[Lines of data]
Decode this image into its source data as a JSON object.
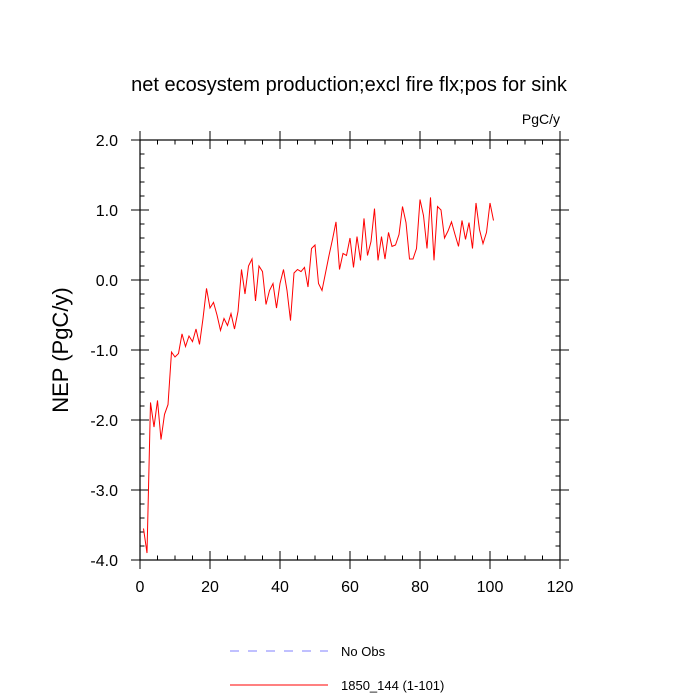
{
  "chart_data": {
    "type": "line",
    "title": "net ecosystem production;excl fire flx;pos for sink",
    "units": "PgC/y",
    "xlabel": "",
    "ylabel": "NEP  (PgC/y)",
    "xlim": [
      0,
      120
    ],
    "ylim": [
      -4.0,
      2.0
    ],
    "xticks": [
      0,
      20,
      40,
      60,
      80,
      100,
      120
    ],
    "xtick_labels": [
      "0",
      "20",
      "40",
      "60",
      "80",
      "100",
      "120"
    ],
    "yticks": [
      -4.0,
      -3.0,
      -2.0,
      -1.0,
      0.0,
      1.0,
      2.0
    ],
    "ytick_labels": [
      "-4.0",
      "-3.0",
      "-2.0",
      "-1.0",
      "0.0",
      "1.0",
      "2.0"
    ],
    "grid": false,
    "legend_position": "bottom-center",
    "series": [
      {
        "name": "No Obs",
        "color": "#8080ff",
        "dashed": true,
        "x": [],
        "values": []
      },
      {
        "name": "1850_144 (1-101)",
        "color": "#ff0000",
        "dashed": false,
        "x": [
          1,
          2,
          3,
          4,
          5,
          6,
          7,
          8,
          9,
          10,
          11,
          12,
          13,
          14,
          15,
          16,
          17,
          18,
          19,
          20,
          21,
          22,
          23,
          24,
          25,
          26,
          27,
          28,
          29,
          30,
          31,
          32,
          33,
          34,
          35,
          36,
          37,
          38,
          39,
          40,
          41,
          42,
          43,
          44,
          45,
          46,
          47,
          48,
          49,
          50,
          51,
          52,
          53,
          54,
          55,
          56,
          57,
          58,
          59,
          60,
          61,
          62,
          63,
          64,
          65,
          66,
          67,
          68,
          69,
          70,
          71,
          72,
          73,
          74,
          75,
          76,
          77,
          78,
          79,
          80,
          81,
          82,
          83,
          84,
          85,
          86,
          87,
          88,
          89,
          90,
          91,
          92,
          93,
          94,
          95,
          96,
          97,
          98,
          99,
          100,
          101
        ],
        "values": [
          -3.55,
          -3.9,
          -1.75,
          -2.1,
          -1.72,
          -2.28,
          -1.92,
          -1.78,
          -1.03,
          -1.1,
          -1.05,
          -0.77,
          -0.95,
          -0.8,
          -0.88,
          -0.7,
          -0.92,
          -0.55,
          -0.12,
          -0.4,
          -0.32,
          -0.5,
          -0.72,
          -0.55,
          -0.65,
          -0.48,
          -0.7,
          -0.45,
          0.15,
          -0.2,
          0.2,
          0.3,
          -0.3,
          0.2,
          0.12,
          -0.35,
          -0.15,
          -0.05,
          -0.4,
          -0.05,
          0.15,
          -0.15,
          -0.58,
          0.1,
          0.15,
          0.12,
          0.18,
          -0.1,
          0.45,
          0.5,
          -0.05,
          -0.15,
          0.1,
          0.35,
          0.58,
          0.83,
          0.15,
          0.38,
          0.35,
          0.6,
          0.18,
          0.62,
          0.28,
          0.88,
          0.35,
          0.55,
          1.02,
          0.28,
          0.62,
          0.3,
          0.68,
          0.48,
          0.5,
          0.65,
          1.05,
          0.82,
          0.3,
          0.3,
          0.45,
          1.15,
          0.92,
          0.45,
          1.18,
          0.28,
          1.05,
          1.0,
          0.6,
          0.7,
          0.83,
          0.65,
          0.48,
          0.85,
          0.58,
          0.82,
          0.45,
          1.1,
          0.72,
          0.52,
          0.68,
          1.1,
          0.85
        ]
      }
    ]
  }
}
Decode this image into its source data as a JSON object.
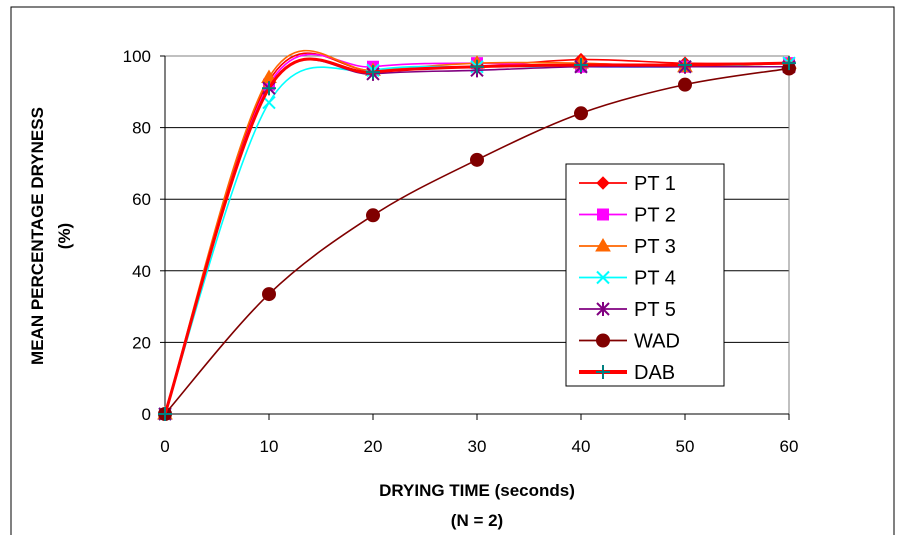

▶ [The exercise]: With the pictures left out, transcribe the material exactly.

▶ [Complete response]:
Decode this image into its source data as a JSON object.
{
  "chart_data": {
    "type": "line",
    "title": "net ecosystem production;excl fire flx;pos for sink",
    "units": "PgC/y",
    "xlabel": "",
    "ylabel": "NEP  (PgC/y)",
    "xlim": [
      0,
      120
    ],
    "ylim": [
      -4.0,
      2.0
    ],
    "xticks": [
      0,
      20,
      40,
      60,
      80,
      100,
      120
    ],
    "xtick_labels": [
      "0",
      "20",
      "40",
      "60",
      "80",
      "100",
      "120"
    ],
    "yticks": [
      -4.0,
      -3.0,
      -2.0,
      -1.0,
      0.0,
      1.0,
      2.0
    ],
    "ytick_labels": [
      "-4.0",
      "-3.0",
      "-2.0",
      "-1.0",
      "0.0",
      "1.0",
      "2.0"
    ],
    "grid": false,
    "legend_position": "bottom-center",
    "series": [
      {
        "name": "No Obs",
        "color": "#8080ff",
        "dashed": true,
        "x": [],
        "values": []
      },
      {
        "name": "1850_144 (1-101)",
        "color": "#ff0000",
        "dashed": false,
        "x": [
          1,
          2,
          3,
          4,
          5,
          6,
          7,
          8,
          9,
          10,
          11,
          12,
          13,
          14,
          15,
          16,
          17,
          18,
          19,
          20,
          21,
          22,
          23,
          24,
          25,
          26,
          27,
          28,
          29,
          30,
          31,
          32,
          33,
          34,
          35,
          36,
          37,
          38,
          39,
          40,
          41,
          42,
          43,
          44,
          45,
          46,
          47,
          48,
          49,
          50,
          51,
          52,
          53,
          54,
          55,
          56,
          57,
          58,
          59,
          60,
          61,
          62,
          63,
          64,
          65,
          66,
          67,
          68,
          69,
          70,
          71,
          72,
          73,
          74,
          75,
          76,
          77,
          78,
          79,
          80,
          81,
          82,
          83,
          84,
          85,
          86,
          87,
          88,
          89,
          90,
          91,
          92,
          93,
          94,
          95,
          96,
          97,
          98,
          99,
          100,
          101
        ],
        "values": [
          -3.55,
          -3.9,
          -1.75,
          -2.1,
          -1.72,
          -2.28,
          -1.92,
          -1.78,
          -1.03,
          -1.1,
          -1.05,
          -0.77,
          -0.95,
          -0.8,
          -0.88,
          -0.7,
          -0.92,
          -0.55,
          -0.12,
          -0.4,
          -0.32,
          -0.5,
          -0.72,
          -0.55,
          -0.65,
          -0.48,
          -0.7,
          -0.45,
          0.15,
          -0.2,
          0.2,
          0.3,
          -0.3,
          0.2,
          0.12,
          -0.35,
          -0.15,
          -0.05,
          -0.4,
          -0.05,
          0.15,
          -0.15,
          -0.58,
          0.1,
          0.15,
          0.12,
          0.18,
          -0.1,
          0.45,
          0.5,
          -0.05,
          -0.15,
          0.1,
          0.35,
          0.58,
          0.83,
          0.15,
          0.38,
          0.35,
          0.6,
          0.18,
          0.62,
          0.28,
          0.88,
          0.35,
          0.55,
          1.02,
          0.28,
          0.62,
          0.3,
          0.68,
          0.48,
          0.5,
          0.65,
          1.05,
          0.82,
          0.3,
          0.3,
          0.45,
          1.15,
          0.92,
          0.45,
          1.18,
          0.28,
          1.05,
          1.0,
          0.6,
          0.7,
          0.83,
          0.65,
          0.48,
          0.85,
          0.58,
          0.82,
          0.45,
          1.1,
          0.72,
          0.52,
          0.68,
          1.1,
          0.85
        ]
      }
    ]
  }
}
Decode this image into its source data as a JSON object.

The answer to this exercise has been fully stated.